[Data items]
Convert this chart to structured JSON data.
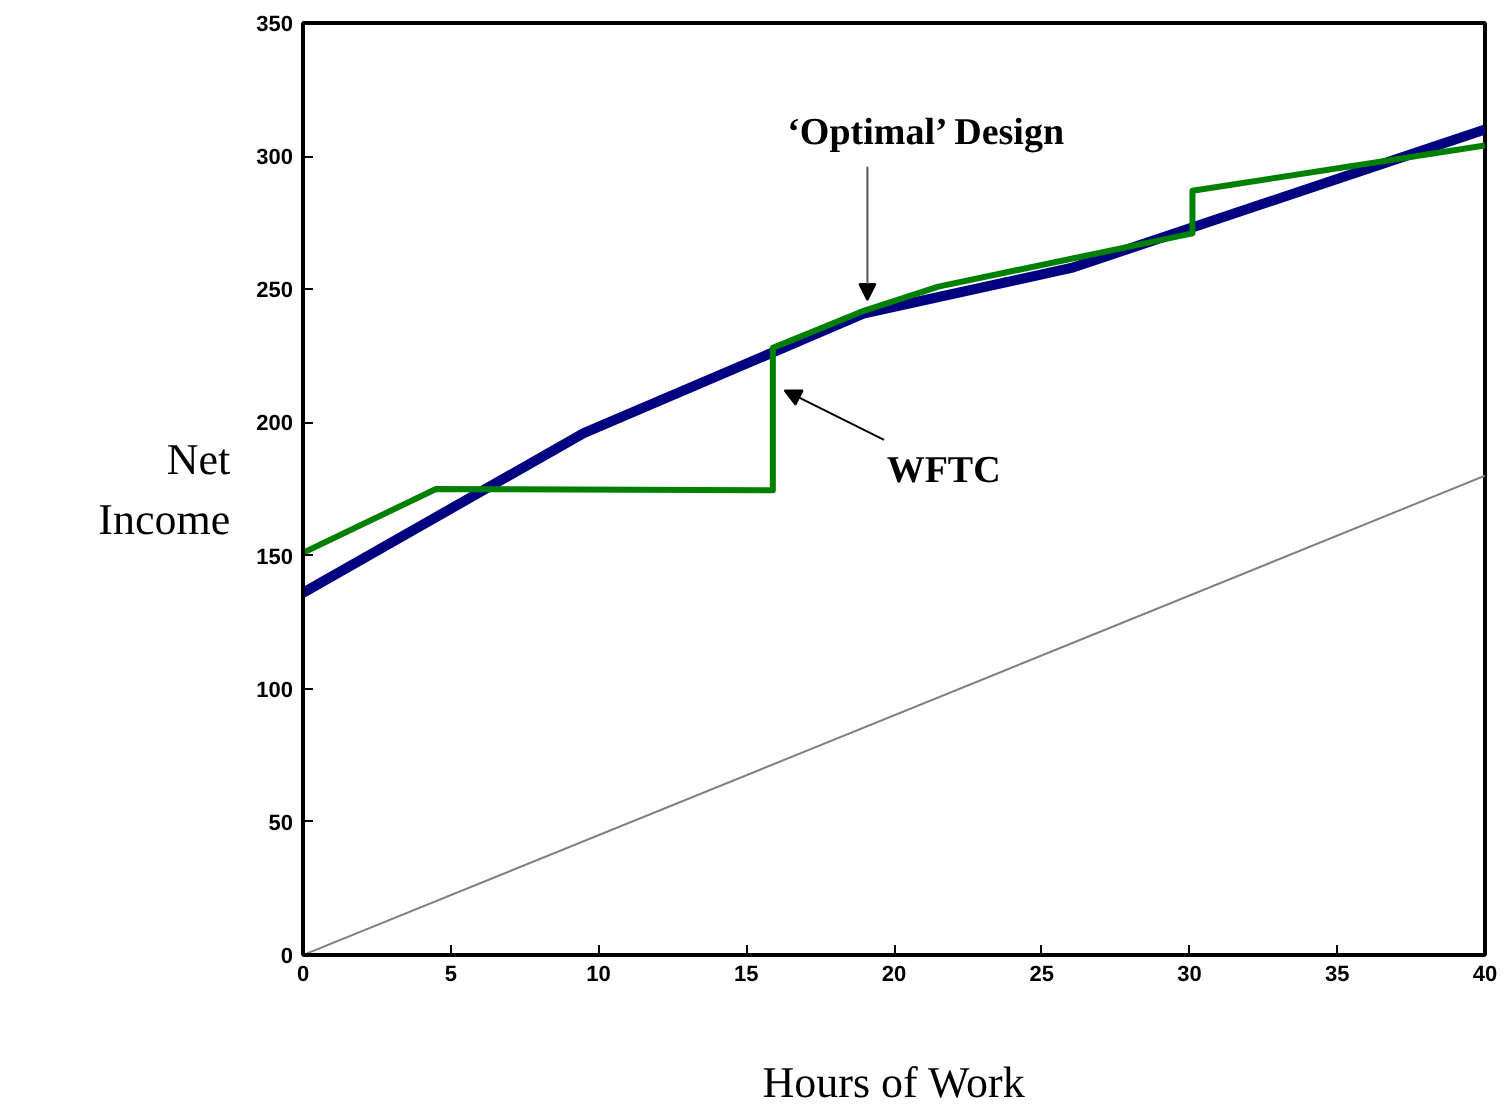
{
  "chart_data": {
    "type": "line",
    "xlabel": "Hours of Work",
    "ylabel": "Net\nIncome",
    "xlim": [
      0,
      40
    ],
    "ylim": [
      0,
      350
    ],
    "xticks": [
      0,
      5,
      10,
      15,
      20,
      25,
      30,
      35,
      40
    ],
    "yticks": [
      0,
      50,
      100,
      150,
      200,
      250,
      300,
      350
    ],
    "grid": false,
    "series": [
      {
        "color": "#808080",
        "x": [
          0,
          40
        ],
        "values": [
          0,
          180
        ]
      },
      {
        "color": "#000080",
        "x": [
          0,
          9.5,
          19,
          26,
          40
        ],
        "values": [
          136,
          196,
          241,
          258,
          310
        ]
      },
      {
        "color": "#008000",
        "x": [
          0,
          4.5,
          15.9,
          15.9,
          19,
          21.5,
          30.1,
          30.1,
          40
        ],
        "values": [
          151,
          175,
          174.5,
          228,
          242,
          251,
          271,
          287,
          304
        ]
      }
    ],
    "annotations": [
      {
        "text": "‘Optimal’ Design",
        "x": 19.1,
        "y": 246
      },
      {
        "text": "WFTC",
        "x": 16.3,
        "y": 212
      }
    ]
  }
}
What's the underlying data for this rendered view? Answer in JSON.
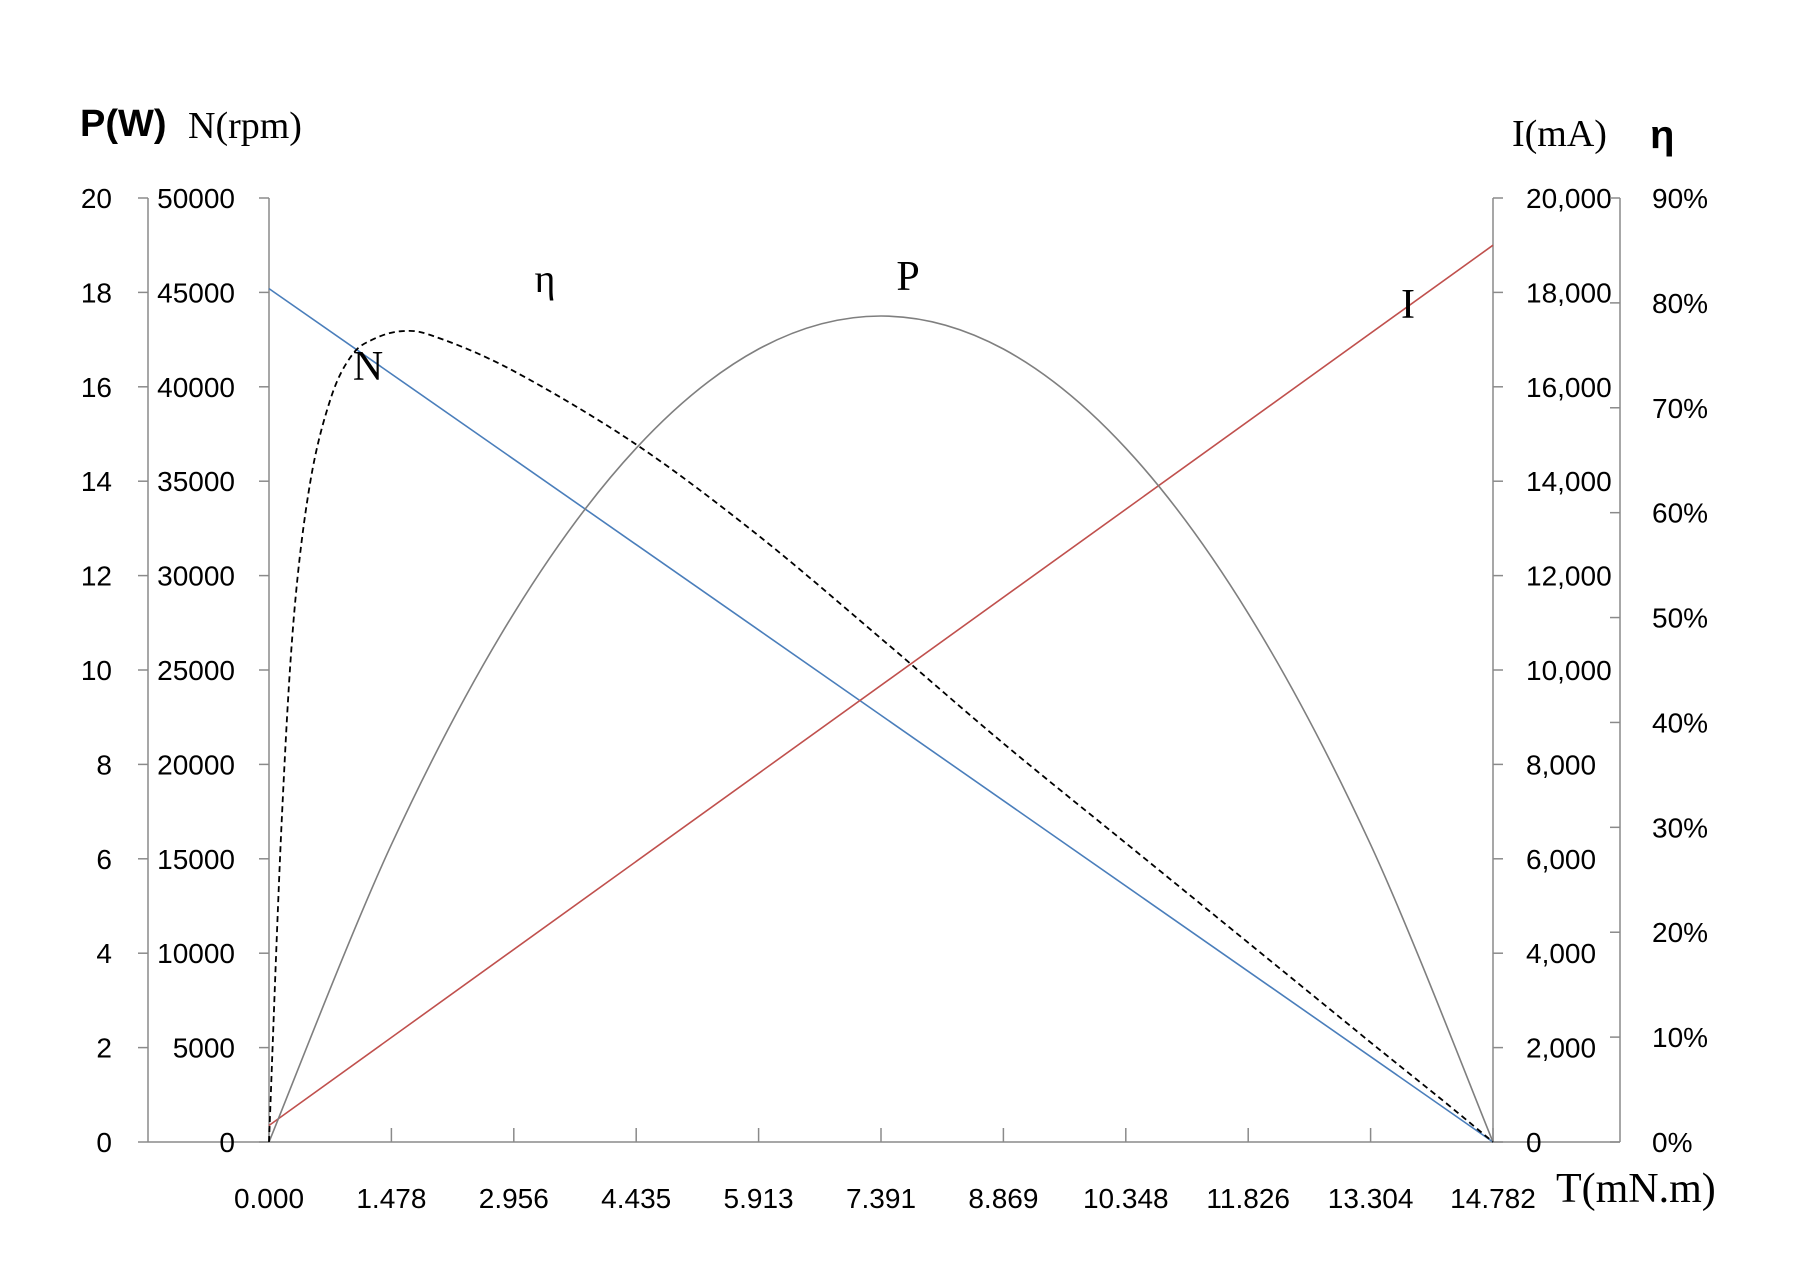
{
  "chart_data": {
    "type": "line",
    "x_label": "T(mN.m)",
    "x_ticks": [
      "0.000",
      "1.478",
      "2.956",
      "4.435",
      "5.913",
      "7.391",
      "8.869",
      "10.348",
      "11.826",
      "13.304",
      "14.782"
    ],
    "x_range": [
      0,
      14.782
    ],
    "left_axis_p": {
      "label": "P(W)",
      "range": [
        0,
        20
      ],
      "ticks": [
        "0",
        "2",
        "4",
        "6",
        "8",
        "10",
        "12",
        "14",
        "16",
        "18",
        "20"
      ]
    },
    "left_axis_n": {
      "label": "N(rpm)",
      "range": [
        0,
        50000
      ],
      "ticks": [
        "0",
        "5000",
        "10000",
        "15000",
        "20000",
        "25000",
        "30000",
        "35000",
        "40000",
        "45000",
        "50000"
      ]
    },
    "right_axis_i": {
      "label": "I(mA)",
      "range": [
        0,
        20000
      ],
      "ticks": [
        "0",
        "2,000",
        "4,000",
        "6,000",
        "8,000",
        "10,000",
        "12,000",
        "14,000",
        "16,000",
        "18,000",
        "20,000"
      ]
    },
    "right_axis_eta": {
      "label": "η",
      "range": [
        0,
        90
      ],
      "ticks": [
        "0%",
        "10%",
        "20%",
        "30%",
        "40%",
        "50%",
        "60%",
        "70%",
        "80%",
        "90%"
      ]
    },
    "series": [
      {
        "name": "N",
        "axis": "left_axis_n",
        "color": "#4a7ebb",
        "style": "solid",
        "x": [
          0,
          14.782
        ],
        "y": [
          45200,
          0
        ]
      },
      {
        "name": "I",
        "axis": "right_axis_i",
        "color": "#c0504d",
        "style": "solid",
        "x": [
          0,
          14.782
        ],
        "y": [
          350,
          19000
        ]
      },
      {
        "name": "P",
        "axis": "left_axis_p",
        "color": "#7f7f7f",
        "style": "solid",
        "x": [
          0,
          1.478,
          2.956,
          4.435,
          5.913,
          7.391,
          8.869,
          10.348,
          11.826,
          13.304,
          14.782
        ],
        "y": [
          0,
          6.3,
          11.2,
          14.7,
          16.8,
          17.5,
          16.8,
          14.7,
          11.2,
          6.3,
          0
        ]
      },
      {
        "name": "η",
        "axis": "right_axis_eta",
        "color": "#000000",
        "style": "dashed",
        "x": [
          0,
          0.15,
          0.3,
          0.5,
          0.75,
          1.0,
          1.25,
          1.6,
          2.0,
          2.956,
          4.435,
          5.913,
          7.391,
          8.869,
          10.348,
          11.826,
          13.304,
          14.2,
          14.782
        ],
        "y": [
          0,
          30,
          50,
          63,
          71,
          75,
          76.5,
          77.3,
          76.8,
          73.5,
          66.5,
          57.8,
          48,
          38,
          28.5,
          19,
          9.5,
          3.8,
          0
        ]
      }
    ],
    "curve_labels": [
      {
        "text": "η",
        "series": "η"
      },
      {
        "text": "P",
        "series": "P"
      },
      {
        "text": "I",
        "series": "I"
      },
      {
        "text": "N",
        "series": "N"
      }
    ],
    "grid": false,
    "legend": "none"
  }
}
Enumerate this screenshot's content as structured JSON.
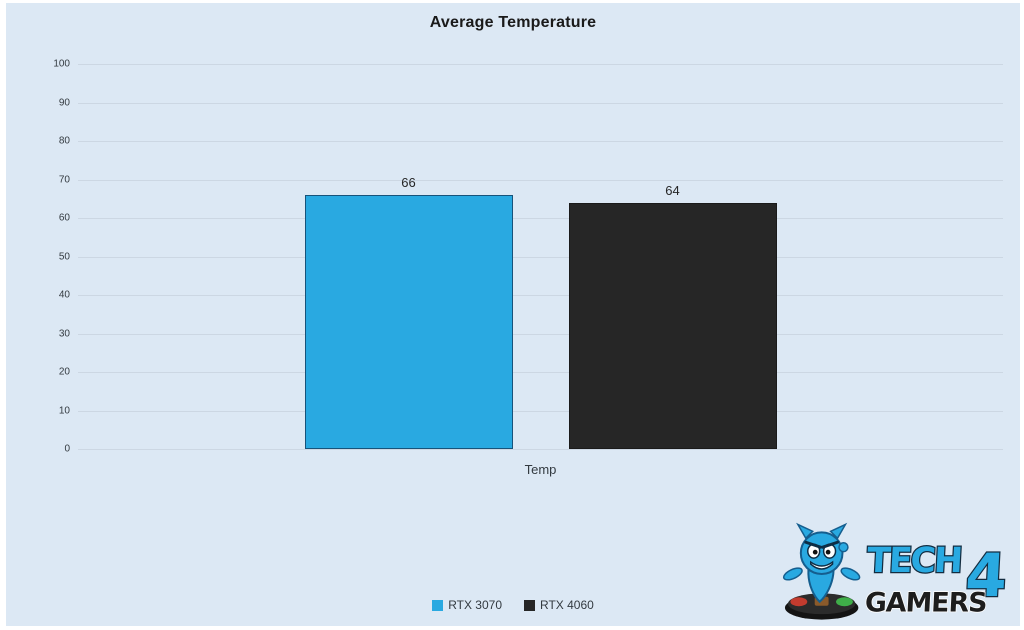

**STATED EXERCISE**.
Go through the entries above and print each one exactly, minus the pictures.

**SOLUTION**.
Convert this chart to structured JSON data.
{
  "chart_data": {
    "type": "line",
    "xlabel": "Hours of Work",
    "ylabel": "Net\nIncome",
    "xlim": [
      0,
      40
    ],
    "ylim": [
      0,
      350
    ],
    "xticks": [
      0,
      5,
      10,
      15,
      20,
      25,
      30,
      35,
      40
    ],
    "yticks": [
      0,
      50,
      100,
      150,
      200,
      250,
      300,
      350
    ],
    "grid": false,
    "series": [
      {
        "color": "#808080",
        "x": [
          0,
          40
        ],
        "values": [
          0,
          180
        ]
      },
      {
        "color": "#000080",
        "x": [
          0,
          9.5,
          19,
          26,
          40
        ],
        "values": [
          136,
          196,
          241,
          258,
          310
        ]
      },
      {
        "color": "#008000",
        "x": [
          0,
          4.5,
          15.9,
          15.9,
          19,
          21.5,
          30.1,
          30.1,
          40
        ],
        "values": [
          151,
          175,
          174.5,
          228,
          242,
          251,
          271,
          287,
          304
        ]
      }
    ],
    "annotations": [
      {
        "text": "‘Optimal’ Design",
        "x": 19.1,
        "y": 246
      },
      {
        "text": "WFTC",
        "x": 16.3,
        "y": 212
      }
    ]
  }
}
What's the underlying data for this rendered view? Answer in JSON.
{
  "chart_data": {
    "type": "line",
    "x_label": "T(mN.m)",
    "x_ticks": [
      "0.000",
      "1.478",
      "2.956",
      "4.435",
      "5.913",
      "7.391",
      "8.869",
      "10.348",
      "11.826",
      "13.304",
      "14.782"
    ],
    "x_range": [
      0,
      14.782
    ],
    "left_axis_p": {
      "label": "P(W)",
      "range": [
        0,
        20
      ],
      "ticks": [
        "0",
        "2",
        "4",
        "6",
        "8",
        "10",
        "12",
        "14",
        "16",
        "18",
        "20"
      ]
    },
    "left_axis_n": {
      "label": "N(rpm)",
      "range": [
        0,
        50000
      ],
      "ticks": [
        "0",
        "5000",
        "10000",
        "15000",
        "20000",
        "25000",
        "30000",
        "35000",
        "40000",
        "45000",
        "50000"
      ]
    },
    "right_axis_i": {
      "label": "I(mA)",
      "range": [
        0,
        20000
      ],
      "ticks": [
        "0",
        "2,000",
        "4,000",
        "6,000",
        "8,000",
        "10,000",
        "12,000",
        "14,000",
        "16,000",
        "18,000",
        "20,000"
      ]
    },
    "right_axis_eta": {
      "label": "η",
      "range": [
        0,
        90
      ],
      "ticks": [
        "0%",
        "10%",
        "20%",
        "30%",
        "40%",
        "50%",
        "60%",
        "70%",
        "80%",
        "90%"
      ]
    },
    "series": [
      {
        "name": "N",
        "axis": "left_axis_n",
        "color": "#4a7ebb",
        "style": "solid",
        "x": [
          0,
          14.782
        ],
        "y": [
          45200,
          0
        ]
      },
      {
        "name": "I",
        "axis": "right_axis_i",
        "color": "#c0504d",
        "style": "solid",
        "x": [
          0,
          14.782
        ],
        "y": [
          350,
          19000
        ]
      },
      {
        "name": "P",
        "axis": "left_axis_p",
        "color": "#7f7f7f",
        "style": "solid",
        "x": [
          0,
          1.478,
          2.956,
          4.435,
          5.913,
          7.391,
          8.869,
          10.348,
          11.826,
          13.304,
          14.782
        ],
        "y": [
          0,
          6.3,
          11.2,
          14.7,
          16.8,
          17.5,
          16.8,
          14.7,
          11.2,
          6.3,
          0
        ]
      },
      {
        "name": "η",
        "axis": "right_axis_eta",
        "color": "#000000",
        "style": "dashed",
        "x": [
          0,
          0.15,
          0.3,
          0.5,
          0.75,
          1.0,
          1.25,
          1.6,
          2.0,
          2.956,
          4.435,
          5.913,
          7.391,
          8.869,
          10.348,
          11.826,
          13.304,
          14.2,
          14.782
        ],
        "y": [
          0,
          30,
          50,
          63,
          71,
          75,
          76.5,
          77.3,
          76.8,
          73.5,
          66.5,
          57.8,
          48,
          38,
          28.5,
          19,
          9.5,
          3.8,
          0
        ]
      }
    ],
    "curve_labels": [
      {
        "text": "η",
        "series": "η"
      },
      {
        "text": "P",
        "series": "P"
      },
      {
        "text": "I",
        "series": "I"
      },
      {
        "text": "N",
        "series": "N"
      }
    ],
    "grid": false,
    "legend": "none"
  }
}
Enumerate this screenshot's content as structured JSON.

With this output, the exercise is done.